EXERCISE
Please write out every entry below again, switching "Stack Frame" to "Call Frame" and keeping everything else the same. Leave the pictures out.

>> Begin MATERIAL FOR THIS EXERCISE

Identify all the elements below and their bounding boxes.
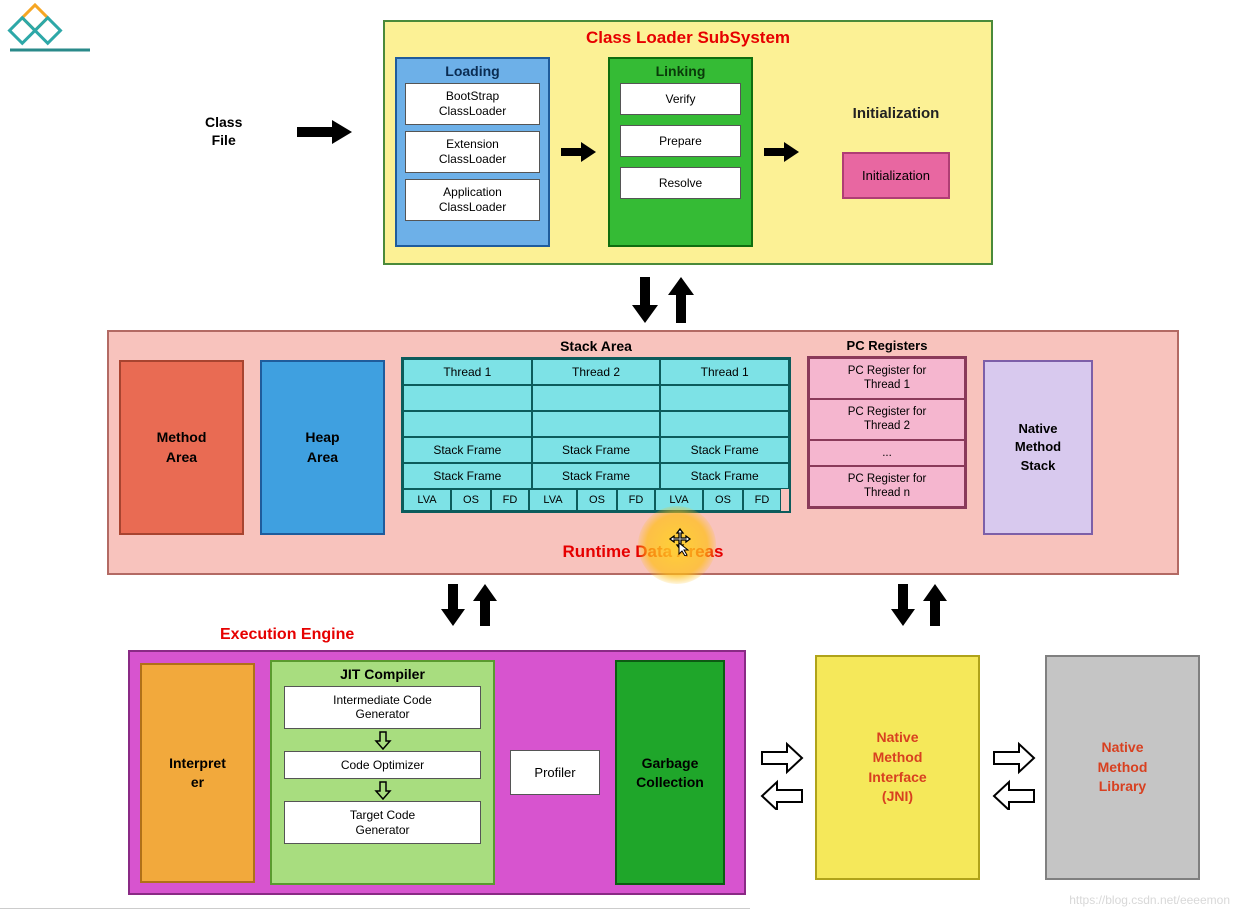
stack-frame: Stack Frame — [403, 463, 532, 489]
classloader-subsystem-box: Class Loader SubSystem Loading BootStrap… — [383, 20, 993, 265]
loading-title: Loading — [445, 63, 499, 79]
native-method-library-box: NativeMethodLibrary — [1045, 655, 1200, 880]
stack-empty-cell — [403, 385, 532, 411]
pc-registers-title: PC Registers — [807, 338, 967, 353]
jit-title: JIT Compiler — [340, 666, 425, 682]
stack-empty-cell — [403, 411, 532, 437]
stack-sub-fd: FD — [743, 489, 781, 511]
stack-frame: Stack Frame — [532, 437, 661, 463]
pc-register-cell: PC Register forThread 1 — [809, 358, 965, 399]
stack-empty-cell — [532, 411, 661, 437]
native-method-stack-box: NativeMethodStack — [983, 360, 1093, 535]
stack-sub-lva: LVA — [403, 489, 451, 511]
class-file-label: ClassFile — [205, 113, 242, 149]
stack-frame: Stack Frame — [403, 437, 532, 463]
stack-sub-fd: FD — [491, 489, 529, 511]
stack-sub-lva: LVA — [655, 489, 703, 511]
initialization-box: Initialization — [842, 152, 950, 199]
arrow-classfile-to-loader — [295, 118, 355, 146]
linking-prepare: Prepare — [620, 125, 741, 157]
execution-engine-label: Execution Engine — [220, 626, 354, 644]
stack-header: Thread 2 — [532, 359, 661, 385]
arrows-classloader-runtime — [618, 275, 708, 325]
loader-bootstrap: BootStrapClassLoader — [405, 83, 540, 125]
linking-resolve: Resolve — [620, 167, 741, 199]
linking-title: Linking — [656, 63, 706, 79]
stack-sub-os: OS — [703, 489, 743, 511]
method-area-box: MethodArea — [119, 360, 244, 535]
stack-header: Thread 1 — [660, 359, 789, 385]
stack-sub-fd: FD — [617, 489, 655, 511]
stack-empty-cell — [660, 411, 789, 437]
runtime-data-areas-box: MethodArea HeapArea Stack Area Thread 1 … — [107, 330, 1179, 575]
classloader-title: Class Loader SubSystem — [395, 28, 981, 48]
arrows-exec-jni — [758, 740, 806, 810]
heap-area-box: HeapArea — [260, 360, 385, 535]
loader-application: ApplicationClassLoader — [405, 179, 540, 221]
arrows-runtime-exec — [428, 582, 510, 628]
pc-register-cell: PC Register forThread 2 — [809, 399, 965, 440]
jit-compiler-box: JIT Compiler Intermediate CodeGenerator … — [270, 660, 495, 885]
arrows-jni-natlib — [990, 740, 1038, 810]
interpreter-box: Interpreter — [140, 663, 255, 883]
pc-register-cell: ... — [809, 440, 965, 466]
pc-registers-column: PC Register forThread 1 PC Register forT… — [807, 356, 967, 509]
stack-area-grid: Thread 1 Thread 2 Thread 1 Stack Frame S — [401, 357, 791, 513]
jit-arrow-1 — [373, 729, 393, 751]
jni-box: NativeMethodInterface(JNI) — [815, 655, 980, 880]
logo-icon — [0, 2, 90, 52]
arrows-runtime-jni — [878, 582, 960, 628]
stack-empty-cell — [660, 385, 789, 411]
stack-sub-os: OS — [577, 489, 617, 511]
stack-header: Thread 1 — [403, 359, 532, 385]
profiler-box: Profiler — [510, 750, 600, 795]
jit-arrow-2 — [373, 779, 393, 801]
arrow-loading-to-linking — [560, 140, 598, 164]
watermark-text: https://blog.csdn.net/eeeemon — [1069, 893, 1230, 907]
jit-target: Target CodeGenerator — [284, 801, 481, 844]
initialization-label: Initialization — [853, 105, 940, 122]
runtime-title: Runtime Data Areas — [119, 542, 1167, 562]
stack-frame: Stack Frame — [660, 463, 789, 489]
loader-extension: ExtensionClassLoader — [405, 131, 540, 173]
arrow-linking-to-init — [763, 140, 801, 164]
stack-area-title: Stack Area — [401, 338, 791, 354]
garbage-collection-box: GarbageCollection — [615, 660, 725, 885]
execution-engine-box: Interpreter JIT Compiler Intermediate Co… — [128, 650, 746, 895]
stack-sub-lva: LVA — [529, 489, 577, 511]
stack-frame: Stack Frame — [532, 463, 661, 489]
linking-box: Linking Verify Prepare Resolve — [608, 57, 753, 247]
stack-frame: Stack Frame — [660, 437, 789, 463]
linking-verify: Verify — [620, 83, 741, 115]
stack-empty-cell — [532, 385, 661, 411]
separator-line — [0, 908, 750, 909]
jit-optimizer: Code Optimizer — [284, 751, 481, 779]
loading-box: Loading BootStrapClassLoader ExtensionCl… — [395, 57, 550, 247]
stack-sub-os: OS — [451, 489, 491, 511]
pc-register-cell: PC Register forThread n — [809, 466, 965, 507]
jit-intermediate: Intermediate CodeGenerator — [284, 686, 481, 729]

>> End MATERIAL FOR THIS EXERCISE

TASK RESULT
Identify all the elements below and their bounding boxes.
stack-frame: Call Frame — [403, 463, 532, 489]
classloader-subsystem-box: Class Loader SubSystem Loading BootStrap… — [383, 20, 993, 265]
loading-title: Loading — [445, 63, 499, 79]
native-method-library-box: NativeMethodLibrary — [1045, 655, 1200, 880]
stack-empty-cell — [403, 385, 532, 411]
pc-registers-title: PC Registers — [807, 338, 967, 353]
jit-title: JIT Compiler — [340, 666, 425, 682]
stack-empty-cell — [403, 411, 532, 437]
stack-sub-fd: FD — [743, 489, 781, 511]
stack-frame: Call Frame — [532, 437, 661, 463]
pc-register-cell: PC Register forThread 1 — [809, 358, 965, 399]
stack-empty-cell — [532, 411, 661, 437]
native-method-stack-box: NativeMethodStack — [983, 360, 1093, 535]
stack-sub-lva: LVA — [403, 489, 451, 511]
class-file-label: ClassFile — [205, 113, 242, 149]
stack-frame: Call Frame — [403, 437, 532, 463]
stack-sub-fd: FD — [491, 489, 529, 511]
stack-sub-lva: LVA — [655, 489, 703, 511]
initialization-box: Initialization — [842, 152, 950, 199]
arrow-classfile-to-loader — [295, 118, 355, 146]
linking-prepare: Prepare — [620, 125, 741, 157]
execution-engine-label: Execution Engine — [220, 626, 354, 644]
stack-header: Thread 2 — [532, 359, 661, 385]
arrows-classloader-runtime — [618, 275, 708, 325]
loader-bootstrap: BootStrapClassLoader — [405, 83, 540, 125]
linking-resolve: Resolve — [620, 167, 741, 199]
linking-title: Linking — [656, 63, 706, 79]
stack-sub-os: OS — [703, 489, 743, 511]
method-area-box: MethodArea — [119, 360, 244, 535]
stack-header: Thread 1 — [660, 359, 789, 385]
stack-sub-fd: FD — [617, 489, 655, 511]
stack-empty-cell — [660, 411, 789, 437]
runtime-data-areas-box: MethodArea HeapArea Stack Area Thread 1 … — [107, 330, 1179, 575]
classloader-title: Class Loader SubSystem — [395, 28, 981, 48]
arrows-exec-jni — [758, 740, 806, 810]
heap-area-box: HeapArea — [260, 360, 385, 535]
loader-application: ApplicationClassLoader — [405, 179, 540, 221]
arrows-runtime-exec — [428, 582, 510, 628]
pc-register-cell: PC Register forThread 2 — [809, 399, 965, 440]
jit-compiler-box: JIT Compiler Intermediate CodeGenerator … — [270, 660, 495, 885]
arrows-jni-natlib — [990, 740, 1038, 810]
interpreter-box: Interpreter — [140, 663, 255, 883]
pc-register-cell: ... — [809, 440, 965, 466]
pc-registers-column: PC Register forThread 1 PC Register forT… — [807, 356, 967, 509]
stack-area-grid: Thread 1 Thread 2 Thread 1 Call Frame S — [401, 357, 791, 513]
jit-arrow-1 — [373, 729, 393, 751]
jni-box: NativeMethodInterface(JNI) — [815, 655, 980, 880]
logo-icon — [0, 2, 90, 52]
arrows-runtime-jni — [878, 582, 960, 628]
stack-empty-cell — [660, 385, 789, 411]
stack-sub-os: OS — [577, 489, 617, 511]
stack-header: Thread 1 — [403, 359, 532, 385]
profiler-box: Profiler — [510, 750, 600, 795]
jit-arrow-2 — [373, 779, 393, 801]
arrow-loading-to-linking — [560, 140, 598, 164]
watermark-text: https://blog.csdn.net/eeeemon — [1069, 893, 1230, 907]
jit-target: Target CodeGenerator — [284, 801, 481, 844]
initialization-label: Initialization — [853, 105, 940, 122]
runtime-title: Runtime Data Areas — [119, 542, 1167, 562]
stack-frame: Call Frame — [660, 463, 789, 489]
loader-extension: ExtensionClassLoader — [405, 131, 540, 173]
arrow-linking-to-init — [763, 140, 801, 164]
stack-area-title: Stack Area — [401, 338, 791, 354]
garbage-collection-box: GarbageCollection — [615, 660, 725, 885]
execution-engine-box: Interpreter JIT Compiler Intermediate Co… — [128, 650, 746, 895]
stack-sub-lva: LVA — [529, 489, 577, 511]
stack-frame: Call Frame — [532, 463, 661, 489]
linking-box: Linking Verify Prepare Resolve — [608, 57, 753, 247]
stack-frame: Call Frame — [660, 437, 789, 463]
linking-verify: Verify — [620, 83, 741, 115]
stack-empty-cell — [532, 385, 661, 411]
separator-line — [0, 908, 750, 909]
jit-optimizer: Code Optimizer — [284, 751, 481, 779]
loading-box: Loading BootStrapClassLoader ExtensionCl… — [395, 57, 550, 247]
stack-sub-os: OS — [451, 489, 491, 511]
pc-register-cell: PC Register forThread n — [809, 466, 965, 507]
jit-intermediate: Intermediate CodeGenerator — [284, 686, 481, 729]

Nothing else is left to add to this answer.